Task statement :: Look at each line of the records and count those with "text" in them. Please answer with the count alone.

Task material ::
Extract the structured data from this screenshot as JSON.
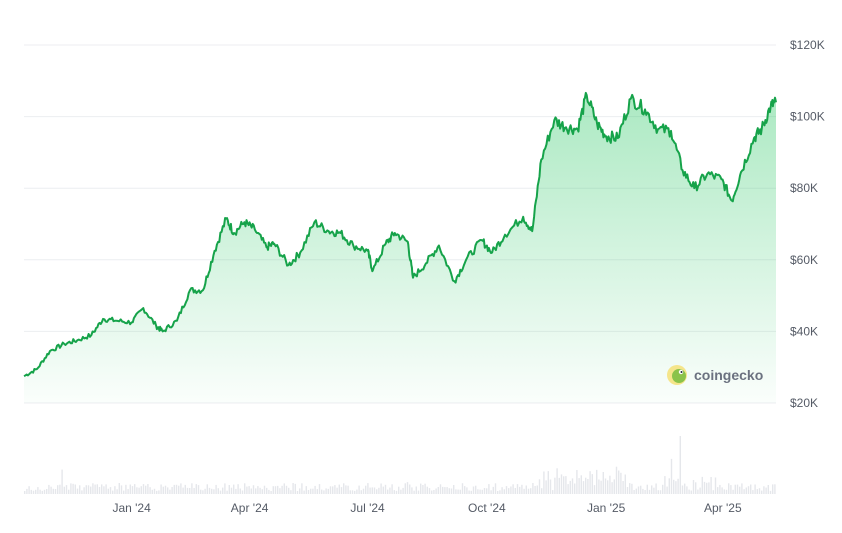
{
  "chart_data": {
    "type": "area",
    "title": "",
    "xlabel": "",
    "ylabel": "",
    "currency": "USD",
    "ylim": [
      20000,
      120000
    ],
    "y_ticks": [
      {
        "value": 120000,
        "label": "$120K"
      },
      {
        "value": 100000,
        "label": "$100K"
      },
      {
        "value": 80000,
        "label": "$80K"
      },
      {
        "value": 60000,
        "label": "$60K"
      },
      {
        "value": 40000,
        "label": "$40K"
      },
      {
        "value": 20000,
        "label": "$20K"
      }
    ],
    "xlim": [
      "2023-10-10",
      "2025-05-12"
    ],
    "x_ticks": [
      {
        "value": "2024-01-01",
        "label": "Jan '24"
      },
      {
        "value": "2024-04-01",
        "label": "Apr '24"
      },
      {
        "value": "2024-07-01",
        "label": "Jul '24"
      },
      {
        "value": "2024-10-01",
        "label": "Oct '24"
      },
      {
        "value": "2025-01-01",
        "label": "Jan '25"
      },
      {
        "value": "2025-04-01",
        "label": "Apr '25"
      }
    ],
    "grid": true,
    "line_color": "#16a34a",
    "fill_color": "#22c55e",
    "volume_color": "#e5e7eb",
    "x": [
      "2023-10-10",
      "2023-10-20",
      "2023-10-30",
      "2023-11-10",
      "2023-11-20",
      "2023-12-01",
      "2023-12-10",
      "2023-12-20",
      "2024-01-01",
      "2024-01-10",
      "2024-01-20",
      "2024-01-25",
      "2024-02-05",
      "2024-02-15",
      "2024-02-25",
      "2024-03-05",
      "2024-03-14",
      "2024-03-20",
      "2024-03-28",
      "2024-04-05",
      "2024-04-14",
      "2024-04-20",
      "2024-05-01",
      "2024-05-10",
      "2024-05-21",
      "2024-06-01",
      "2024-06-10",
      "2024-06-20",
      "2024-07-01",
      "2024-07-05",
      "2024-07-15",
      "2024-07-22",
      "2024-08-01",
      "2024-08-05",
      "2024-08-15",
      "2024-08-25",
      "2024-09-06",
      "2024-09-15",
      "2024-09-27",
      "2024-10-05",
      "2024-10-15",
      "2024-10-29",
      "2024-11-05",
      "2024-11-12",
      "2024-11-22",
      "2024-12-01",
      "2024-12-10",
      "2024-12-17",
      "2024-12-25",
      "2025-01-01",
      "2025-01-10",
      "2025-01-20",
      "2025-01-31",
      "2025-02-10",
      "2025-02-20",
      "2025-03-01",
      "2025-03-10",
      "2025-03-20",
      "2025-03-31",
      "2025-04-08",
      "2025-04-15",
      "2025-04-25",
      "2025-05-01",
      "2025-05-08",
      "2025-05-12"
    ],
    "series": [
      {
        "values": [
          27500,
          29500,
          34500,
          36500,
          37500,
          39000,
          43500,
          43000,
          42500,
          46500,
          41500,
          40000,
          43000,
          51500,
          51500,
          62500,
          71500,
          67500,
          70500,
          68500,
          63500,
          64500,
          58500,
          62000,
          70500,
          68000,
          67500,
          64000,
          62500,
          57000,
          64500,
          67500,
          65000,
          55000,
          59000,
          64000,
          54000,
          60000,
          65500,
          62000,
          67000,
          72000,
          68000,
          88000,
          99000,
          97000,
          96500,
          106000,
          98000,
          94500,
          94000,
          105000,
          102000,
          96500,
          96000,
          85000,
          80000,
          84000,
          82500,
          76500,
          84500,
          94000,
          96500,
          103000,
          104000
        ]
      }
    ]
  },
  "watermark": {
    "text": "coingecko",
    "icon": "gecko-logo-icon"
  }
}
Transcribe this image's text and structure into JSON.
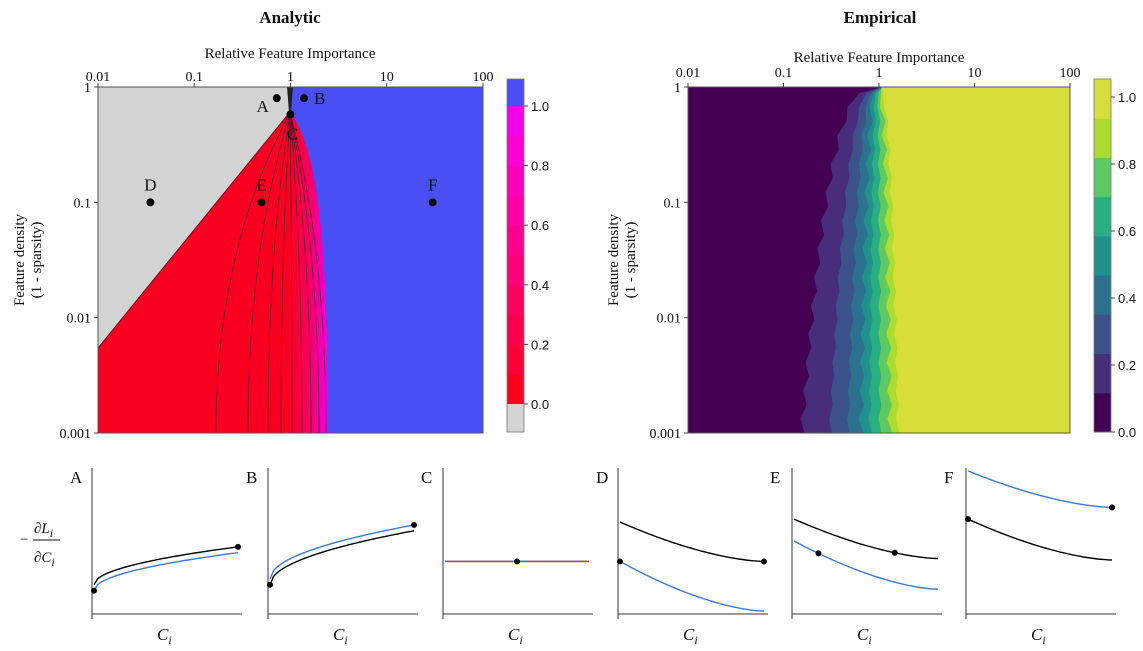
{
  "chart_data": [
    {
      "id": "analytic",
      "type": "heatmap",
      "title": "Analytic",
      "xlabel": "Relative Feature Importance",
      "ylabel": [
        "Feature density",
        "(1 - sparsity)"
      ],
      "x_scale": "log",
      "y_scale": "log",
      "xlim": [
        0.01,
        100
      ],
      "ylim": [
        0.001,
        1
      ],
      "x_ticks": [
        {
          "v": 0.01,
          "label": "0.01"
        },
        {
          "v": 0.1,
          "label": "0.1"
        },
        {
          "v": 1,
          "label": "1"
        },
        {
          "v": 10,
          "label": "10"
        },
        {
          "v": 100,
          "label": "100"
        }
      ],
      "y_ticks": [
        {
          "v": 0.001,
          "label": "0.001"
        },
        {
          "v": 0.01,
          "label": "0.01"
        },
        {
          "v": 0.1,
          "label": "0.1"
        },
        {
          "v": 1,
          "label": "1"
        }
      ],
      "xaxis_position": "top",
      "regions": {
        "gray_color": "#d3d3d3",
        "blue_color": "#4a4ef5",
        "red_color": "#fa0020",
        "magenta_color": "#ee00e8"
      },
      "points": [
        {
          "label": "A",
          "x": 0.72,
          "y": 0.8
        },
        {
          "label": "B",
          "x": 1.38,
          "y": 0.8
        },
        {
          "label": "C",
          "x": 1.0,
          "y": 0.58
        },
        {
          "label": "D",
          "x": 0.035,
          "y": 0.1
        },
        {
          "label": "E",
          "x": 0.5,
          "y": 0.1
        },
        {
          "label": "F",
          "x": 30,
          "y": 0.1
        }
      ],
      "colorbar": {
        "ticks": [
          {
            "v": 0.0,
            "label": "0.0"
          },
          {
            "v": 0.2,
            "label": "0.2"
          },
          {
            "v": 0.4,
            "label": "0.4"
          },
          {
            "v": 0.6,
            "label": "0.6"
          },
          {
            "v": 0.8,
            "label": "0.8"
          },
          {
            "v": 1.0,
            "label": "1.0"
          }
        ],
        "extra_low_color": "#d3d3d3",
        "extra_high_color": "#4a4ef5"
      }
    },
    {
      "id": "empirical",
      "type": "heatmap",
      "title": "Empirical",
      "xlabel": "Relative Feature Importance",
      "ylabel": [
        "Feature density",
        "(1 - sparsity)"
      ],
      "x_scale": "log",
      "y_scale": "log",
      "xlim": [
        0.01,
        100
      ],
      "ylim": [
        0.001,
        1
      ],
      "x_ticks": [
        {
          "v": 0.01,
          "label": "0.01"
        },
        {
          "v": 0.1,
          "label": "0.1"
        },
        {
          "v": 1,
          "label": "1"
        },
        {
          "v": 10,
          "label": "10"
        },
        {
          "v": 100,
          "label": "100"
        }
      ],
      "y_ticks": [
        {
          "v": 0.001,
          "label": "0.001"
        },
        {
          "v": 0.01,
          "label": "0.01"
        },
        {
          "v": 0.1,
          "label": "0.1"
        },
        {
          "v": 1,
          "label": "1"
        }
      ],
      "xaxis_position": "top",
      "level_colors": [
        "#440154",
        "#472d7b",
        "#3b528b",
        "#2c728e",
        "#21918c",
        "#28ae80",
        "#5ec962",
        "#addc30",
        "#d7de3c"
      ],
      "colorbar": {
        "ticks": [
          {
            "v": 0.0,
            "label": "0.0"
          },
          {
            "v": 0.2,
            "label": "0.2"
          },
          {
            "v": 0.4,
            "label": "0.4"
          },
          {
            "v": 0.6,
            "label": "0.6"
          },
          {
            "v": 0.8,
            "label": "0.8"
          },
          {
            "v": 1.0,
            "label": "1.0"
          }
        ]
      }
    },
    {
      "id": "derivative-panels",
      "type": "line",
      "ylabel": "−∂L_i/∂C_i",
      "xlabel": "C_i",
      "line_colors": {
        "black": "#000000",
        "blue": "#3a78d8"
      },
      "panels": [
        {
          "label": "A",
          "black": [
            0.2,
            0.46
          ],
          "blue": [
            0.16,
            0.42
          ],
          "shape": "concave",
          "dots": [
            {
              "series": "blue",
              "x": 0.0
            },
            {
              "series": "black",
              "x": 1.0
            }
          ]
        },
        {
          "label": "B",
          "black": [
            0.2,
            0.57
          ],
          "blue": [
            0.24,
            0.61
          ],
          "shape": "concave",
          "dots": [
            {
              "series": "black",
              "x": 0.0
            },
            {
              "series": "blue",
              "x": 1.0
            }
          ]
        },
        {
          "label": "C",
          "black": [
            0.36,
            0.36
          ],
          "blue": [
            0.36,
            0.36
          ],
          "shape": "flat",
          "dots": [
            {
              "series": "black",
              "x": 0.5
            }
          ]
        },
        {
          "label": "D",
          "black": [
            0.63,
            0.36
          ],
          "blue": [
            0.36,
            0.02
          ],
          "shape": "convex",
          "dots": [
            {
              "series": "blue",
              "x": 0.0
            },
            {
              "series": "black",
              "x": 1.0
            }
          ]
        },
        {
          "label": "E",
          "black": [
            0.65,
            0.38
          ],
          "blue": [
            0.5,
            0.17
          ],
          "shape": "convex",
          "dots": [
            {
              "series": "blue",
              "x": 0.17
            },
            {
              "series": "black",
              "x": 0.7
            }
          ]
        },
        {
          "label": "F",
          "black": [
            0.65,
            0.37
          ],
          "blue": [
            0.98,
            0.73
          ],
          "shape": "convex",
          "dots": [
            {
              "series": "black",
              "x": 0.0
            },
            {
              "series": "blue",
              "x": 1.0
            }
          ]
        }
      ]
    }
  ]
}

Complete response :: 2